• _Goal_
Copy out all the lines in the records that include the word "server".
----- Rows
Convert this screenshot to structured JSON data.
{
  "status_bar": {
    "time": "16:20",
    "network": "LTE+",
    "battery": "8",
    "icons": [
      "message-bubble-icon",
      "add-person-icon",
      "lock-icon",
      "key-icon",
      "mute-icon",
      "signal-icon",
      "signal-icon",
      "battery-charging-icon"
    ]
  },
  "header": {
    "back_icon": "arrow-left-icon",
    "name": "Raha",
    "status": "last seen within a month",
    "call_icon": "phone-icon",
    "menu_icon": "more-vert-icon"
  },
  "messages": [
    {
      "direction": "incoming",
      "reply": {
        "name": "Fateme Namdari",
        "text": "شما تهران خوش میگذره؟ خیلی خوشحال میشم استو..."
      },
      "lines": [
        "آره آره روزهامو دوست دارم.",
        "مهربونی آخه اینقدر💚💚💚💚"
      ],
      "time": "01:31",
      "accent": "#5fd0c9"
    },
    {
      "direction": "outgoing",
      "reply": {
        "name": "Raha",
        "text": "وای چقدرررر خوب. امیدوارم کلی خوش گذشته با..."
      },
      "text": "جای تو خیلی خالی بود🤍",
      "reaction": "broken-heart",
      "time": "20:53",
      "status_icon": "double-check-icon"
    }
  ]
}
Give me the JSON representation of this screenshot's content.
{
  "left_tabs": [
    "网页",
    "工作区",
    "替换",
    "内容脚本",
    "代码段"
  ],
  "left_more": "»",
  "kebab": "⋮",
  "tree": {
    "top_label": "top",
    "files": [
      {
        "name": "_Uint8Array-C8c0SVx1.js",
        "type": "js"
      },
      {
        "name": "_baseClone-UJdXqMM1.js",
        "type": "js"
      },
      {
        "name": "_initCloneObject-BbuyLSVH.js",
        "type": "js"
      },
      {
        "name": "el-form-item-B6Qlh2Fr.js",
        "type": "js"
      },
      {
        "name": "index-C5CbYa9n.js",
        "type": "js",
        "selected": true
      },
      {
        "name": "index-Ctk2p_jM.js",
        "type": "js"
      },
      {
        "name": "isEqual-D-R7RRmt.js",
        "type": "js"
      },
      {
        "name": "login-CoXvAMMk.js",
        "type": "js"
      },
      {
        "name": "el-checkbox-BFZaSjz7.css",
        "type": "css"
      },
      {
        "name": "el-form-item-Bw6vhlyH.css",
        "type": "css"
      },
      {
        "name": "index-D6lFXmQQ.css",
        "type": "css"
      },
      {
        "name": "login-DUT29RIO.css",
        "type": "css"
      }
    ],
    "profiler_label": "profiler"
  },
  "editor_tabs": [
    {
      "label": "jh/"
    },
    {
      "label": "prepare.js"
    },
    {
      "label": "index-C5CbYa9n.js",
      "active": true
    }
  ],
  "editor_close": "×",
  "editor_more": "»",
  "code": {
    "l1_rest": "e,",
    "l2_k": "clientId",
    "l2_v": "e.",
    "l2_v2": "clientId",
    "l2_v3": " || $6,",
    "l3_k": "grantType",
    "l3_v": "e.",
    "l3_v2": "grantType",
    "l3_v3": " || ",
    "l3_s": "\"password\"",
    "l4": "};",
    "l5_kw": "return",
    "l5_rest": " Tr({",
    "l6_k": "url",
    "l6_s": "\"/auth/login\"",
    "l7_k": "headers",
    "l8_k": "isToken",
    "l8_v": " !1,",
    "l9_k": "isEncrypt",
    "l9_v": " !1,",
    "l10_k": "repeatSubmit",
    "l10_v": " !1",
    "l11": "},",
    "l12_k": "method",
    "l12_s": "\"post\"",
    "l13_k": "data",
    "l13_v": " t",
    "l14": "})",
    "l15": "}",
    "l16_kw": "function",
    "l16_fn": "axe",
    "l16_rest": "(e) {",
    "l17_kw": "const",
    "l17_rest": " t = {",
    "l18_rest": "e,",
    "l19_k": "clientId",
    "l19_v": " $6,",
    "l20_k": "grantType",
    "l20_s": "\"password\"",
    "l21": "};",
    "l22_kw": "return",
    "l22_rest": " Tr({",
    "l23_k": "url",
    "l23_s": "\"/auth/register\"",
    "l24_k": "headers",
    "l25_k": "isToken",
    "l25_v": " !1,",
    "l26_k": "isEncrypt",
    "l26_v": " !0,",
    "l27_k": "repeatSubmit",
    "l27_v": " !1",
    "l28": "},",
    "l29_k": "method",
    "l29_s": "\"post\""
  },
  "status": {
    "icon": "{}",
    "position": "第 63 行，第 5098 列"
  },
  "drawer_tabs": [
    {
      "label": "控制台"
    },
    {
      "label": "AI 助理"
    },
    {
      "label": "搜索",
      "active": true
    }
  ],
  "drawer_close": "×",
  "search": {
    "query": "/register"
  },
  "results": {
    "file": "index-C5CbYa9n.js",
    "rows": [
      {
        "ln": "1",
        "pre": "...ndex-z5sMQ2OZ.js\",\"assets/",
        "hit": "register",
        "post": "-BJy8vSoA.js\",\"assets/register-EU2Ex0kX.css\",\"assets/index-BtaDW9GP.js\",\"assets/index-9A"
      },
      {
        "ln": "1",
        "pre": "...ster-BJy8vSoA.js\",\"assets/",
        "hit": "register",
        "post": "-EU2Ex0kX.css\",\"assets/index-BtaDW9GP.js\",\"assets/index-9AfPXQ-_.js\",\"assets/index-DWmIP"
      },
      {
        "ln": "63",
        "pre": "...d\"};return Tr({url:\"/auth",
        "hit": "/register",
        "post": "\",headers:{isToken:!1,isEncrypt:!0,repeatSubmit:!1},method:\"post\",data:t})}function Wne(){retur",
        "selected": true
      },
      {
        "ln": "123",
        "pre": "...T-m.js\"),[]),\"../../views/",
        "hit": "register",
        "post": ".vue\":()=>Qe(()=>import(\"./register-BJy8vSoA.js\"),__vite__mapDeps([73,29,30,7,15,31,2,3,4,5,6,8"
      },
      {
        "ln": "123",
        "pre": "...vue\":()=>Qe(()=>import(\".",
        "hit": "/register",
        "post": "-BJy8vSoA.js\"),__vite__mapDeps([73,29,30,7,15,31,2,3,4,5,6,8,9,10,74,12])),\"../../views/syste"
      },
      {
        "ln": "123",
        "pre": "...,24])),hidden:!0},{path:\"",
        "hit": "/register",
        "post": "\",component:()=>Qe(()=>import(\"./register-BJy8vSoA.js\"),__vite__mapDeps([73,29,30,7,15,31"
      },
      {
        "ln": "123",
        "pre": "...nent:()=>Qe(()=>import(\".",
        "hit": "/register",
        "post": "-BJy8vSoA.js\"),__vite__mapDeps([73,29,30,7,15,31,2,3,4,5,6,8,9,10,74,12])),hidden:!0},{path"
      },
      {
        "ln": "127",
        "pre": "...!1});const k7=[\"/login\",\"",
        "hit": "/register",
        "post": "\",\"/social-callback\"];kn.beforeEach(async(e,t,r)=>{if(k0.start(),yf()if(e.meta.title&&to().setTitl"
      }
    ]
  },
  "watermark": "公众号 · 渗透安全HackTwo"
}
----------
----- Rows
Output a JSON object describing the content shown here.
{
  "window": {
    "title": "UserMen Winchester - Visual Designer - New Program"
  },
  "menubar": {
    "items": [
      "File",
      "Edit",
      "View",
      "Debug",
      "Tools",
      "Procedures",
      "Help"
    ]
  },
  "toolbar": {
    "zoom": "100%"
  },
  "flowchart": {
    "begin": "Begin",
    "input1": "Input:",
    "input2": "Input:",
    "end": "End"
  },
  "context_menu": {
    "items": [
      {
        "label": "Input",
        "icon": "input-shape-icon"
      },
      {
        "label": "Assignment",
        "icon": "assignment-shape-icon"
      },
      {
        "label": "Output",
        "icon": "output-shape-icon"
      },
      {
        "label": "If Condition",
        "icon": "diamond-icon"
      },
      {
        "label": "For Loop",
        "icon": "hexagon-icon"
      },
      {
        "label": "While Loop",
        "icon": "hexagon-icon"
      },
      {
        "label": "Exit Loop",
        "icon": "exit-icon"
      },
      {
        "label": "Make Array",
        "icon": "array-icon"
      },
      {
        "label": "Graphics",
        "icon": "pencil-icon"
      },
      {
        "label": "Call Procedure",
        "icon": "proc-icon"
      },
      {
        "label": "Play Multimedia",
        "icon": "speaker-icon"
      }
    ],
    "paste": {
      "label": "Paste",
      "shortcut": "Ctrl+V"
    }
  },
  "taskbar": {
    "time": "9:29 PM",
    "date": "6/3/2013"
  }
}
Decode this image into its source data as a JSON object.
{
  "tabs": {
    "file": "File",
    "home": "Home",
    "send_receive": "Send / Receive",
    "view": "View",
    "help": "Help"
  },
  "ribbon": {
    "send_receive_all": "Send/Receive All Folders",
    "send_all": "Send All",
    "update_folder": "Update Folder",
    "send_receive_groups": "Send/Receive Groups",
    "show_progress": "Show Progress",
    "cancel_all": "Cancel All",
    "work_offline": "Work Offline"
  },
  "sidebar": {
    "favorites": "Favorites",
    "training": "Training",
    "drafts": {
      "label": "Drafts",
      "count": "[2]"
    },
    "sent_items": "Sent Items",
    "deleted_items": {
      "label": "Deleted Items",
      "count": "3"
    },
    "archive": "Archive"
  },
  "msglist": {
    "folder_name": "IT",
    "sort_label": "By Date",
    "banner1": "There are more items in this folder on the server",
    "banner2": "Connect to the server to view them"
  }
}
----------
----- Rows
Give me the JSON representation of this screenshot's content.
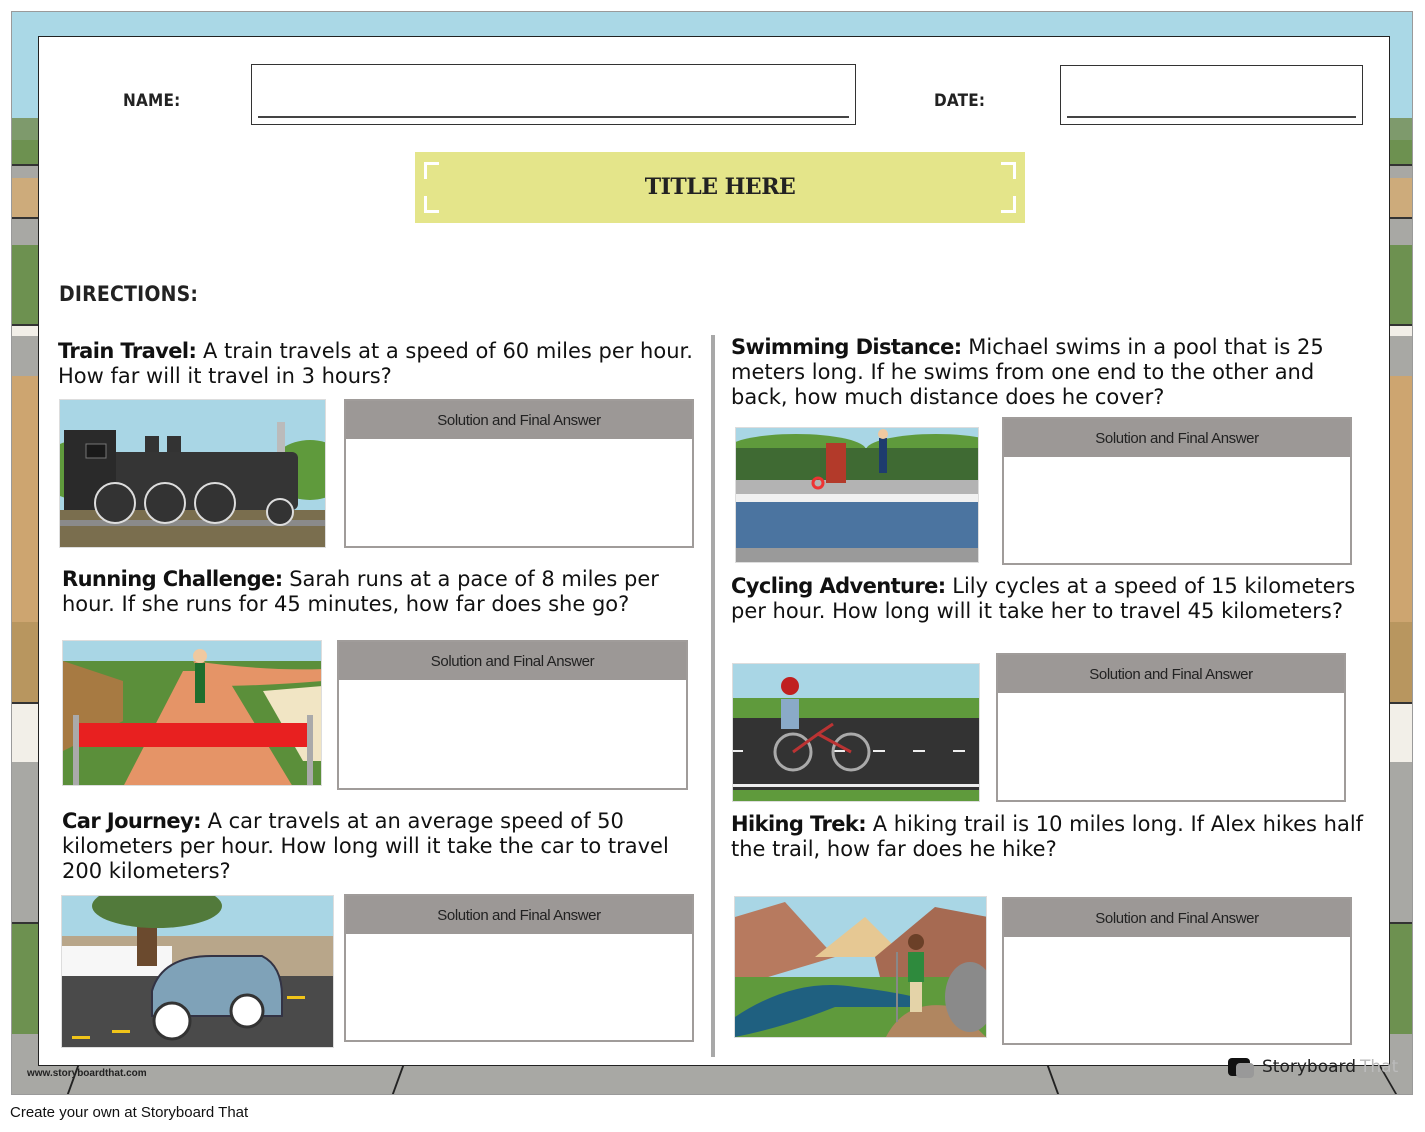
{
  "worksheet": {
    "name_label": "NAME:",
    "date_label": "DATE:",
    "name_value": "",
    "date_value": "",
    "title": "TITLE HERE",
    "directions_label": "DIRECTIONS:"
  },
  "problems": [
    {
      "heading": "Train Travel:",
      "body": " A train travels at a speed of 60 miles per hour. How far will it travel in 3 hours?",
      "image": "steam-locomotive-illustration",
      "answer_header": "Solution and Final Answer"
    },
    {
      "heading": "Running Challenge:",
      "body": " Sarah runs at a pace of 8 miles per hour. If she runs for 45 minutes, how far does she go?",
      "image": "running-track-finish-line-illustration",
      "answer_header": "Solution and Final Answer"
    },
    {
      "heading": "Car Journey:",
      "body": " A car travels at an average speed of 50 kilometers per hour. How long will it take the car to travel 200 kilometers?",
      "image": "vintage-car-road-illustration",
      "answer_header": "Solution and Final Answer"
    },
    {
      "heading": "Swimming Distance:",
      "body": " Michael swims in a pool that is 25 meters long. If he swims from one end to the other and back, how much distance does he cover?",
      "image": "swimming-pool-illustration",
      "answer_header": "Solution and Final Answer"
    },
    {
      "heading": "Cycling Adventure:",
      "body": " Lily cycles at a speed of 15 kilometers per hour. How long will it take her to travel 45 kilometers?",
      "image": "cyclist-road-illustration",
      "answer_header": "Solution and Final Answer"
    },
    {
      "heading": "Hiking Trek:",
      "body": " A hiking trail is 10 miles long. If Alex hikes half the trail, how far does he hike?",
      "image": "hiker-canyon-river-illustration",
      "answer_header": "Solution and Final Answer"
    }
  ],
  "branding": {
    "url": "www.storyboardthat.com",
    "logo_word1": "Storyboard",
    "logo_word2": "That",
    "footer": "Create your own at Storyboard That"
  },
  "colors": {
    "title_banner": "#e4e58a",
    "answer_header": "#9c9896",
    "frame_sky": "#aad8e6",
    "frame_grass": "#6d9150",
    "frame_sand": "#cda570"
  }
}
----------
• _Written response_
    "banner1": "There are more items in this folder on the server",
    "banner2": "Connect to the server to view them"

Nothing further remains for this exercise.